-- BEGIN RECORDS FOR THE TASK --

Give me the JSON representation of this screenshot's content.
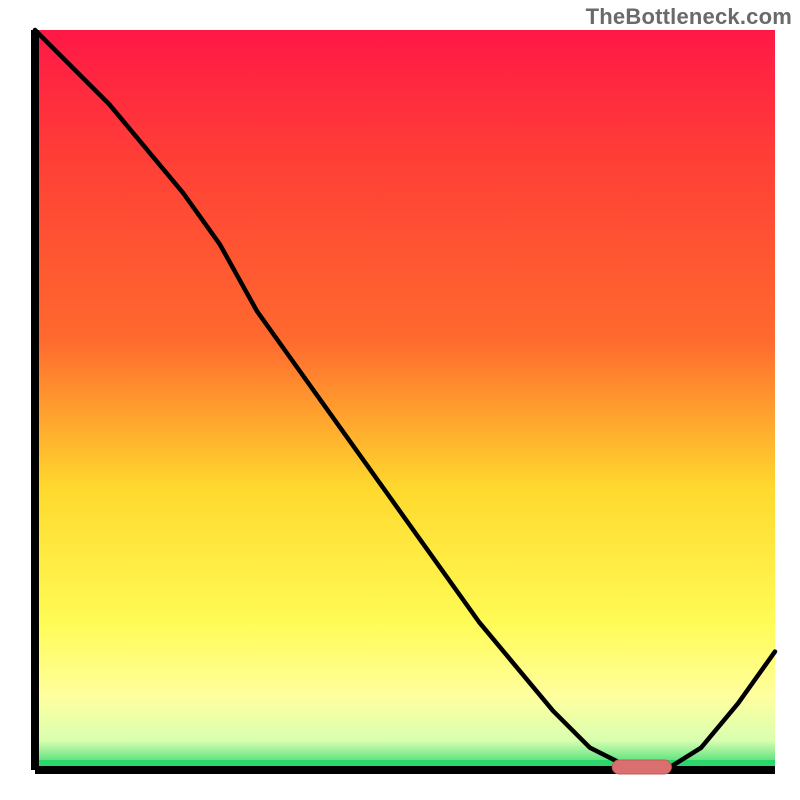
{
  "watermark": "TheBottleneck.com",
  "colors": {
    "axis": "#000000",
    "curve": "#000000",
    "marker_fill": "#d9706f",
    "gradient_top": "#ff1846",
    "gradient_mid1": "#ff6a2e",
    "gradient_mid2": "#ffd92e",
    "gradient_soft": "#ffff9e",
    "gradient_base": "#2bd66a"
  },
  "chart_data": {
    "type": "line",
    "title": "",
    "xlabel": "",
    "ylabel": "",
    "xlim": [
      0,
      100
    ],
    "ylim": [
      0,
      100
    ],
    "x": [
      0,
      5,
      10,
      15,
      20,
      25,
      30,
      35,
      40,
      45,
      50,
      55,
      60,
      65,
      70,
      75,
      80,
      82,
      84,
      86,
      90,
      95,
      100
    ],
    "y": [
      100,
      95,
      90,
      84,
      78,
      71,
      62,
      55,
      48,
      41,
      34,
      27,
      20,
      14,
      8,
      3,
      0.5,
      0,
      0,
      0.5,
      3,
      9,
      16
    ],
    "optimum_zone": {
      "x_start": 78,
      "x_end": 86,
      "y": 0
    },
    "notes": "y read as fraction of plot height above x-axis; gradient background red→orange→yellow→pale→green top-to-bottom; thin green baseline band"
  }
}
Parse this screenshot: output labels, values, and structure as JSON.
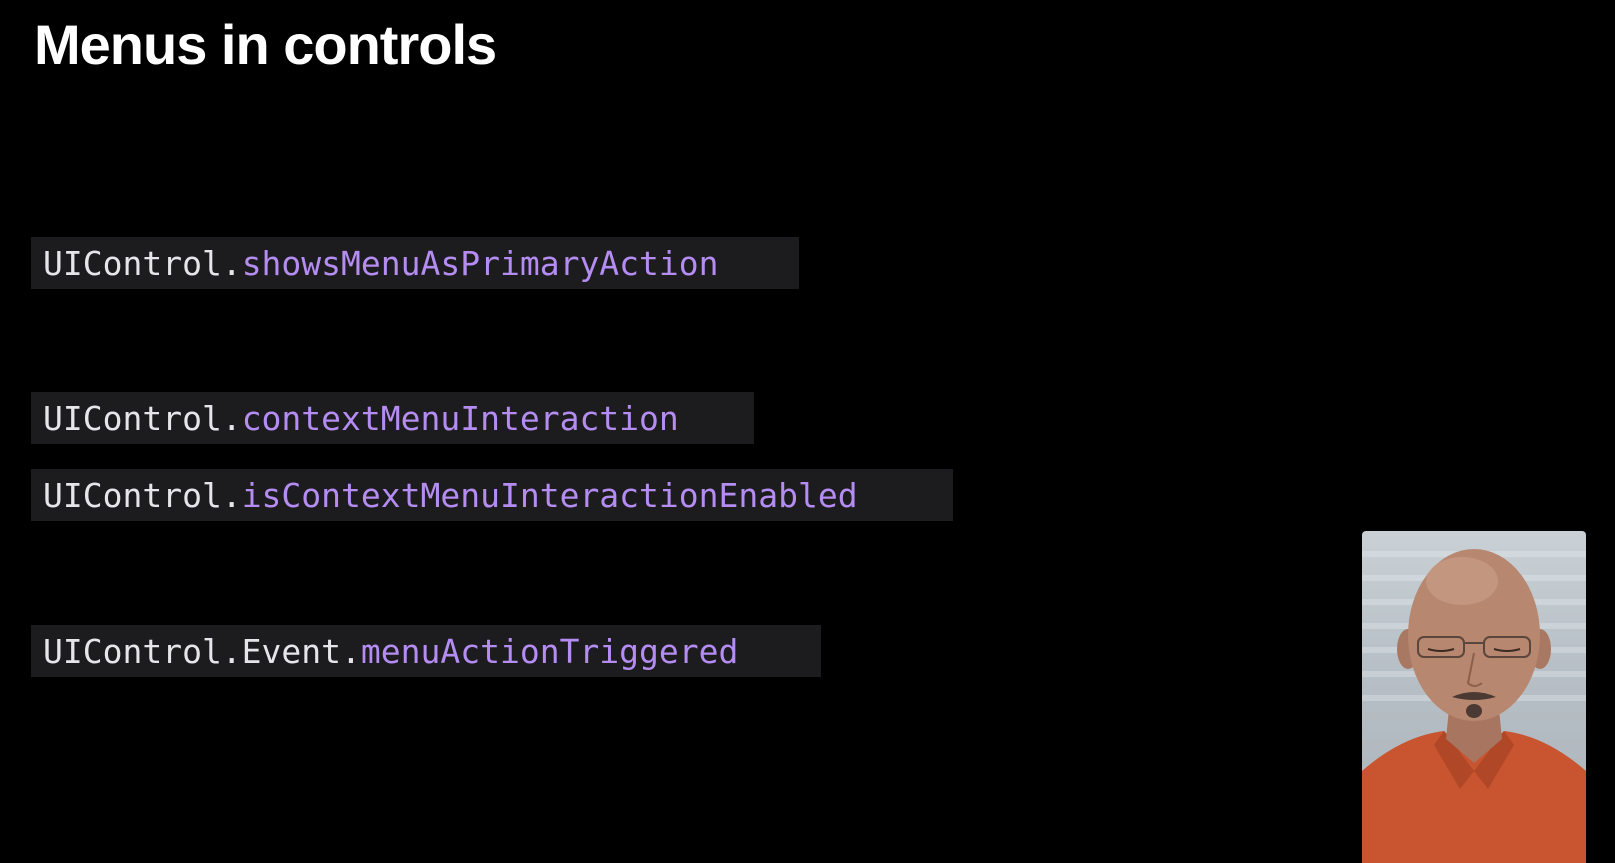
{
  "slide": {
    "title": "Menus in controls"
  },
  "code_lines": [
    {
      "prefix": "UIControl.",
      "member": "showsMenuAsPrimaryAction"
    },
    {
      "prefix": "UIControl.",
      "member": "contextMenuInteraction"
    },
    {
      "prefix": "UIControl.",
      "member": "isContextMenuInteractionEnabled"
    },
    {
      "prefix": "UIControl.Event.",
      "member": "menuActionTriggered"
    }
  ],
  "colors": {
    "background": "#000000",
    "code_background": "#1c1c1e",
    "code_plain": "#e5e5ea",
    "code_member": "#b48cf2"
  },
  "icons": {
    "presenter": "presenter-video-icon"
  }
}
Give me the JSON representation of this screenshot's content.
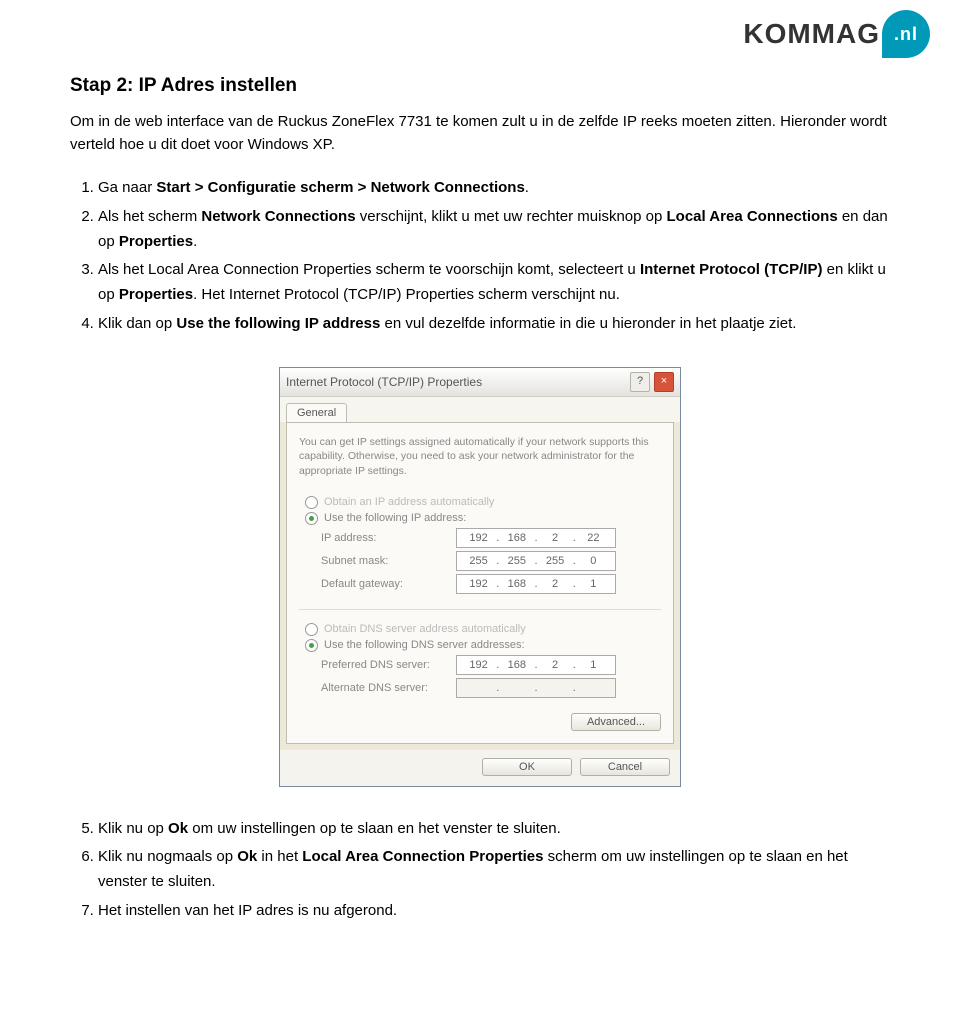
{
  "logo": {
    "brand_text": "KOMMAG",
    "badge_text": ".nl"
  },
  "section_title": "Stap 2: IP Adres instellen",
  "intro": "Om in de web interface van de Ruckus ZoneFlex 7731 te komen zult u in de zelfde IP reeks moeten zitten. Hieronder wordt verteld hoe u dit doet voor Windows XP.",
  "steps_top": [
    {
      "pre": "Ga naar ",
      "b1": "Start > Configuratie scherm > Network Connections",
      "post": "."
    },
    {
      "pre": "Als het scherm ",
      "b1": "Network Connections",
      "mid1": " verschijnt, klikt u met uw rechter muisknop op ",
      "b2": "Local Area Connections",
      "mid2": " en dan op ",
      "b3": "Properties",
      "post": "."
    },
    {
      "pre": "Als het Local Area Connection Properties scherm te voorschijn komt, selecteert u ",
      "b1": "Internet Protocol (TCP/IP)",
      "mid1": " en klikt u op ",
      "b2": "Properties",
      "post": ". Het Internet Protocol (TCP/IP) Properties scherm verschijnt nu."
    },
    {
      "pre": "Klik dan op ",
      "b1": "Use the following IP address",
      "post": " en vul dezelfde informatie in die u hieronder in het plaatje ziet."
    }
  ],
  "dialog": {
    "title": "Internet Protocol (TCP/IP) Properties",
    "help": "?",
    "close": "×",
    "tab": "General",
    "description": "You can get IP settings assigned automatically if your network supports this capability. Otherwise, you need to ask your network administrator for the appropriate IP settings.",
    "r_obtain_ip": "Obtain an IP address automatically",
    "r_use_ip": "Use the following IP address:",
    "lbl_ip": "IP address:",
    "lbl_mask": "Subnet mask:",
    "lbl_gw": "Default gateway:",
    "r_obtain_dns": "Obtain DNS server address automatically",
    "r_use_dns": "Use the following DNS server addresses:",
    "lbl_pref_dns": "Preferred DNS server:",
    "lbl_alt_dns": "Alternate DNS server:",
    "ip": [
      "192",
      "168",
      "2",
      "22"
    ],
    "mask": [
      "255",
      "255",
      "255",
      "0"
    ],
    "gw": [
      "192",
      "168",
      "2",
      "1"
    ],
    "pref_dns": [
      "192",
      "168",
      "2",
      "1"
    ],
    "alt_dns": [
      "",
      "",
      "",
      ""
    ],
    "btn_advanced": "Advanced...",
    "btn_ok": "OK",
    "btn_cancel": "Cancel"
  },
  "steps_bottom": [
    {
      "n": "5.",
      "pre": "Klik nu op ",
      "b1": "Ok",
      "post": " om uw instellingen op te slaan en het venster te sluiten."
    },
    {
      "n": "6.",
      "pre": "Klik nu nogmaals op ",
      "b1": "Ok",
      "mid1": " in het ",
      "b2": "Local Area Connection Properties",
      "post": " scherm om uw instellingen op te slaan en het venster te sluiten."
    },
    {
      "n": "7.",
      "pre": "Het instellen van het IP adres is nu afgerond.",
      "b1": "",
      "post": ""
    }
  ]
}
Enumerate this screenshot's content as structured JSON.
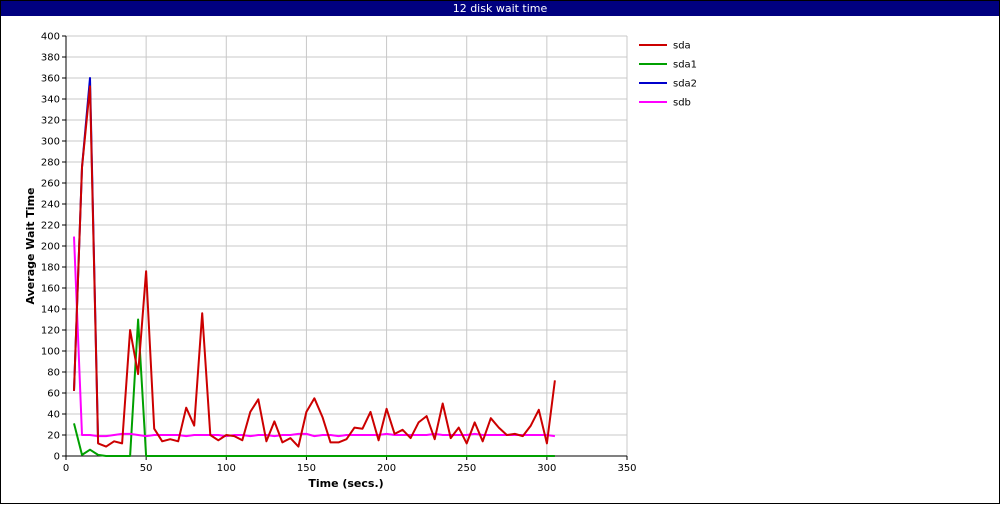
{
  "window": {
    "title": "12 disk wait time"
  },
  "chart_data": {
    "type": "line",
    "title": "12 disk wait time",
    "xlabel": "Time (secs.)",
    "ylabel": "Average Wait Time",
    "xlim": [
      0,
      350
    ],
    "ylim": [
      0,
      400
    ],
    "xticks": [
      0,
      50,
      100,
      150,
      200,
      250,
      300,
      350
    ],
    "yticks": [
      0,
      20,
      40,
      60,
      80,
      100,
      120,
      140,
      160,
      180,
      200,
      220,
      240,
      260,
      280,
      300,
      320,
      340,
      360,
      380,
      400
    ],
    "grid": true,
    "legend_position": "right",
    "series": [
      {
        "name": "sda2",
        "color": "#0000cc",
        "x": [
          5,
          10,
          15,
          20
        ],
        "y": [
          62,
          275,
          360,
          12
        ]
      },
      {
        "name": "sda1",
        "color": "#00a000",
        "x": [
          5,
          10,
          15,
          20,
          25,
          30,
          35,
          40,
          45,
          50,
          55,
          60,
          70,
          80,
          90,
          100,
          110,
          120,
          130,
          140,
          150,
          160,
          170,
          180,
          190,
          200,
          210,
          220,
          230,
          240,
          250,
          260,
          270,
          280,
          290,
          300,
          305
        ],
        "y": [
          31,
          1,
          6,
          1,
          0,
          0,
          0,
          0,
          130,
          0,
          0,
          0,
          0,
          0,
          0,
          0,
          0,
          0,
          0,
          0,
          0,
          0,
          0,
          0,
          0,
          0,
          0,
          0,
          0,
          0,
          0,
          0,
          0,
          0,
          0,
          0,
          0
        ]
      },
      {
        "name": "sdb",
        "color": "#ff00ff",
        "x": [
          5,
          10,
          15,
          20,
          25,
          30,
          35,
          40,
          45,
          50,
          55,
          60,
          65,
          70,
          75,
          80,
          85,
          90,
          95,
          100,
          105,
          110,
          115,
          120,
          125,
          130,
          135,
          140,
          145,
          150,
          155,
          160,
          165,
          170,
          175,
          180,
          185,
          190,
          195,
          200,
          205,
          210,
          215,
          220,
          225,
          230,
          235,
          240,
          245,
          250,
          255,
          260,
          265,
          270,
          275,
          280,
          285,
          290,
          295,
          300,
          305
        ],
        "y": [
          209,
          20,
          20,
          19,
          19,
          20,
          21,
          21,
          20,
          19,
          20,
          20,
          20,
          20,
          19,
          20,
          20,
          20,
          20,
          19,
          20,
          20,
          19,
          20,
          20,
          19,
          20,
          20,
          21,
          21,
          19,
          20,
          20,
          19,
          20,
          20,
          20,
          20,
          20,
          21,
          20,
          20,
          20,
          20,
          20,
          21,
          20,
          20,
          20,
          20,
          21,
          20,
          20,
          20,
          20,
          20,
          20,
          20,
          20,
          20,
          19
        ]
      },
      {
        "name": "sda",
        "color": "#cc0000",
        "x": [
          5,
          10,
          15,
          20,
          25,
          30,
          35,
          40,
          45,
          50,
          55,
          60,
          65,
          70,
          75,
          80,
          85,
          90,
          95,
          100,
          105,
          110,
          115,
          120,
          125,
          130,
          135,
          140,
          145,
          150,
          155,
          160,
          165,
          170,
          175,
          180,
          185,
          190,
          195,
          200,
          205,
          210,
          215,
          220,
          225,
          230,
          235,
          240,
          245,
          250,
          255,
          260,
          265,
          270,
          275,
          280,
          285,
          290,
          295,
          300,
          305
        ],
        "y": [
          62,
          275,
          352,
          12,
          9,
          14,
          12,
          120,
          78,
          176,
          26,
          14,
          16,
          14,
          46,
          29,
          136,
          20,
          15,
          20,
          19,
          15,
          42,
          54,
          14,
          33,
          13,
          17,
          9,
          42,
          55,
          37,
          13,
          13,
          16,
          27,
          26,
          42,
          15,
          45,
          21,
          25,
          17,
          32,
          38,
          16,
          50,
          17,
          27,
          12,
          32,
          14,
          36,
          27,
          20,
          21,
          19,
          29,
          44,
          12,
          72
        ]
      }
    ],
    "legend": [
      "sda",
      "sda1",
      "sda2",
      "sdb"
    ]
  }
}
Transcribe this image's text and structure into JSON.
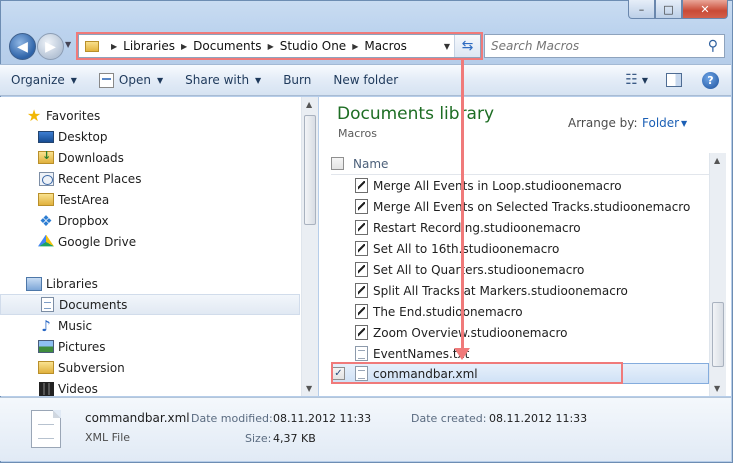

-- END RECORDS FOR THE TASK --

> [WHAT IS NEEDED] List all lines above in which the string "name" appears.

> [REPLY TO THE TASK]
        "name": "sda2",
        "name": "sda1",
        "name": "sdb",
        "name": "sda",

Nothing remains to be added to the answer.